--- BEGIN Data lines ---

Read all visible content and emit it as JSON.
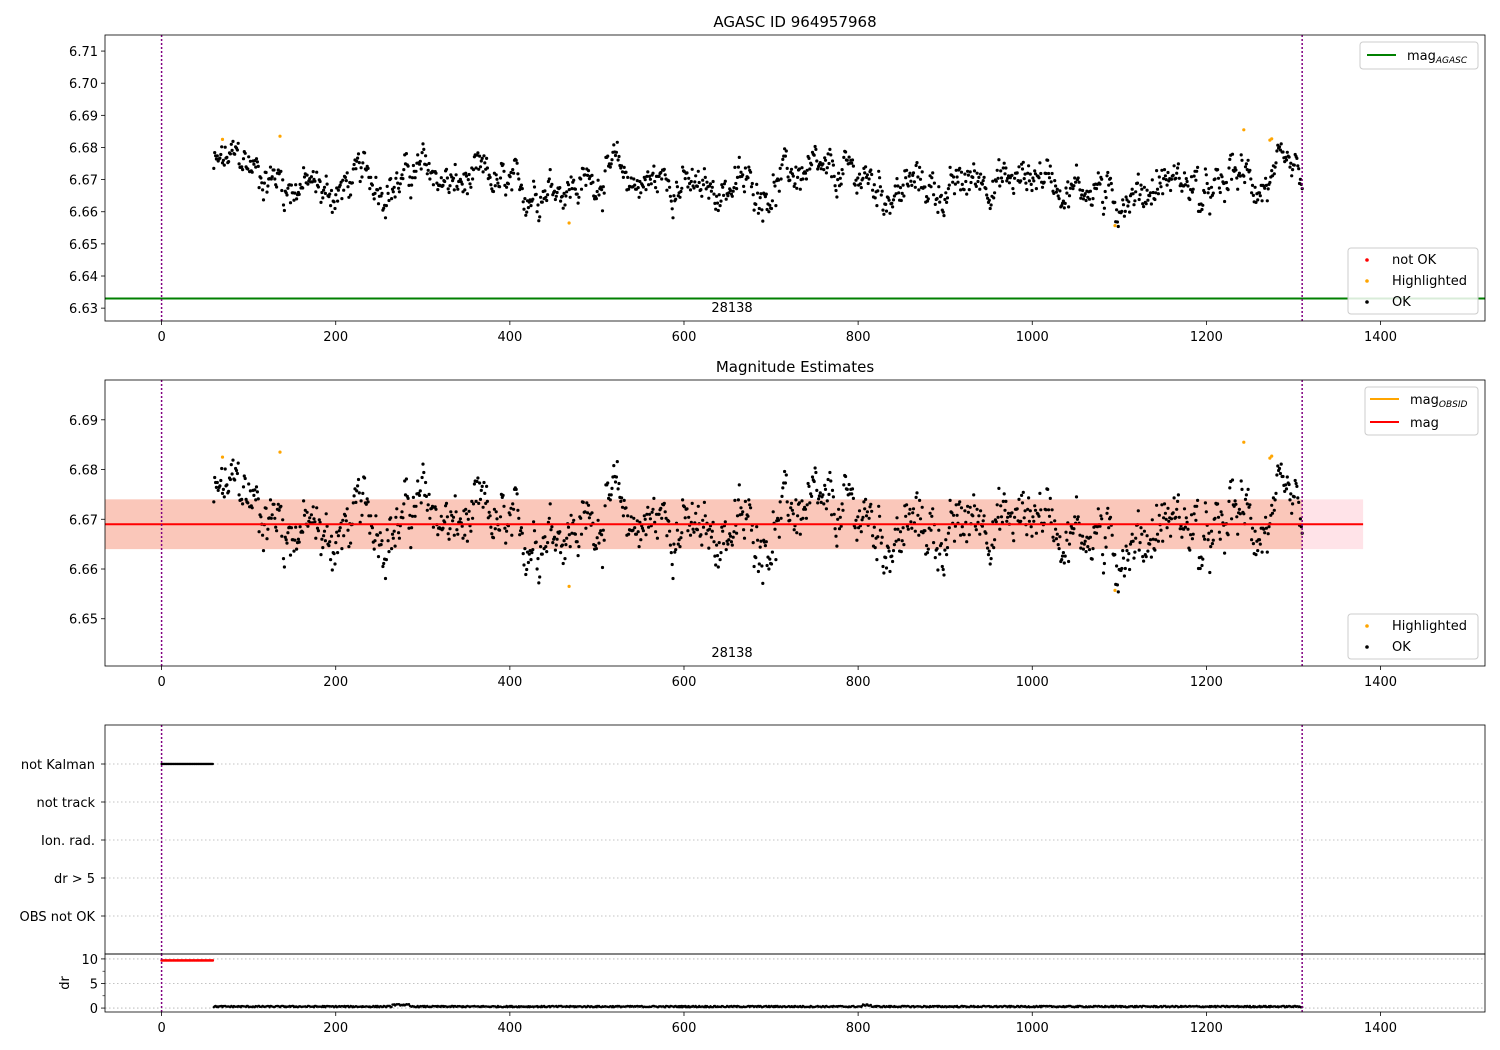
{
  "colors": {
    "ok": "#000000",
    "highlighted": "#ffa500",
    "not_ok": "#ff0000",
    "mag_agasc": "#008000",
    "mag_obsid": "#ffa500",
    "mag": "#ff0000",
    "obsid_marker": "#800080",
    "band_fill": "#f4a582",
    "band_extend_fill": "#ffc0cb"
  },
  "panel_top": {
    "title": "AGASC ID 964957968",
    "legend_line": {
      "label": "mag",
      "subscript": "AGASC"
    },
    "legend_points": [
      "not OK",
      "Highlighted",
      "OK"
    ],
    "obsid_label": "28138"
  },
  "panel_mid": {
    "title": "Magnitude Estimates",
    "legend_lines": [
      {
        "label": "mag",
        "subscript": "OBSID"
      },
      {
        "label": "mag",
        "subscript": ""
      }
    ],
    "legend_points": [
      "Highlighted",
      "OK"
    ],
    "obsid_label": "28138"
  },
  "panel_flags": {
    "categories": [
      "not Kalman",
      "not track",
      "Ion. rad.",
      "dr > 5",
      "OBS not OK"
    ]
  },
  "panel_dr": {
    "ylabel": "dr"
  },
  "chart_data": [
    {
      "type": "scatter",
      "title": "AGASC ID 964957968",
      "xlim": [
        -65,
        1520
      ],
      "ylim": [
        6.626,
        6.715
      ],
      "xticks": [
        0,
        200,
        400,
        600,
        800,
        1000,
        1200,
        1400
      ],
      "yticks": [
        6.63,
        6.64,
        6.65,
        6.66,
        6.67,
        6.68,
        6.69,
        6.7,
        6.71
      ],
      "grid": false,
      "legend": [
        "upper right",
        "lower right"
      ],
      "mag_agasc": 6.633,
      "obsid_bounds": [
        0,
        1310
      ],
      "series": [
        {
          "name": "OK",
          "x_range": [
            60,
            1310
          ],
          "mean": 6.669,
          "count": 1250
        },
        {
          "name": "Highlighted",
          "x": [
            70,
            136,
            468,
            1095,
            1243,
            1273,
            1275
          ],
          "y": [
            6.6825,
            6.6835,
            6.6565,
            6.6557,
            6.6855,
            6.6823,
            6.6827
          ]
        },
        {
          "name": "not OK",
          "x": [],
          "y": []
        }
      ]
    },
    {
      "type": "scatter",
      "title": "Magnitude Estimates",
      "xlim": [
        -65,
        1520
      ],
      "ylim": [
        6.6405,
        6.698
      ],
      "xticks": [
        0,
        200,
        400,
        600,
        800,
        1000,
        1200,
        1400
      ],
      "yticks": [
        6.65,
        6.66,
        6.67,
        6.68,
        6.69
      ],
      "grid": false,
      "legend": [
        "upper right",
        "lower right"
      ],
      "mag": 6.669,
      "mag_band": [
        6.664,
        6.674
      ],
      "mag_obsid": 6.669,
      "obsid_bounds": [
        0,
        1310
      ],
      "series": [
        {
          "name": "OK",
          "x_range": [
            60,
            1310
          ],
          "mean": 6.669,
          "count": 1250
        },
        {
          "name": "Highlighted",
          "x": [
            70,
            136,
            468,
            1095,
            1243,
            1273,
            1275
          ],
          "y": [
            6.6825,
            6.6835,
            6.6565,
            6.6557,
            6.6855,
            6.6823,
            6.6827
          ]
        }
      ]
    },
    {
      "type": "scatter",
      "xlim": [
        -65,
        1520
      ],
      "categories": [
        "not Kalman",
        "not track",
        "Ion. rad.",
        "dr > 5",
        "OBS not OK"
      ],
      "grid": true,
      "series": [
        {
          "name": "not Kalman",
          "x_range": [
            0,
            60
          ]
        }
      ]
    },
    {
      "type": "scatter",
      "ylabel": "dr",
      "xlim": [
        -65,
        1520
      ],
      "ylim": [
        -0.8,
        11
      ],
      "xticks": [
        0,
        200,
        400,
        600,
        800,
        1000,
        1200,
        1400
      ],
      "yticks": [
        0,
        5,
        10
      ],
      "grid": true,
      "series": [
        {
          "name": "dr > 5",
          "x_range": [
            0,
            60
          ],
          "y": 9.7
        },
        {
          "name": "dr",
          "x_range": [
            60,
            1310
          ],
          "mean": 0.3
        }
      ]
    }
  ]
}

--- END Data lines ---

## Objective
In the entries above, find every line holding the word "title" and copy it out.

## Correct answer
    "title": "AGASC ID 964957968",
    "title": "Magnitude Estimates",
      "title": "AGASC ID 964957968",
      "title": "Magnitude Estimates",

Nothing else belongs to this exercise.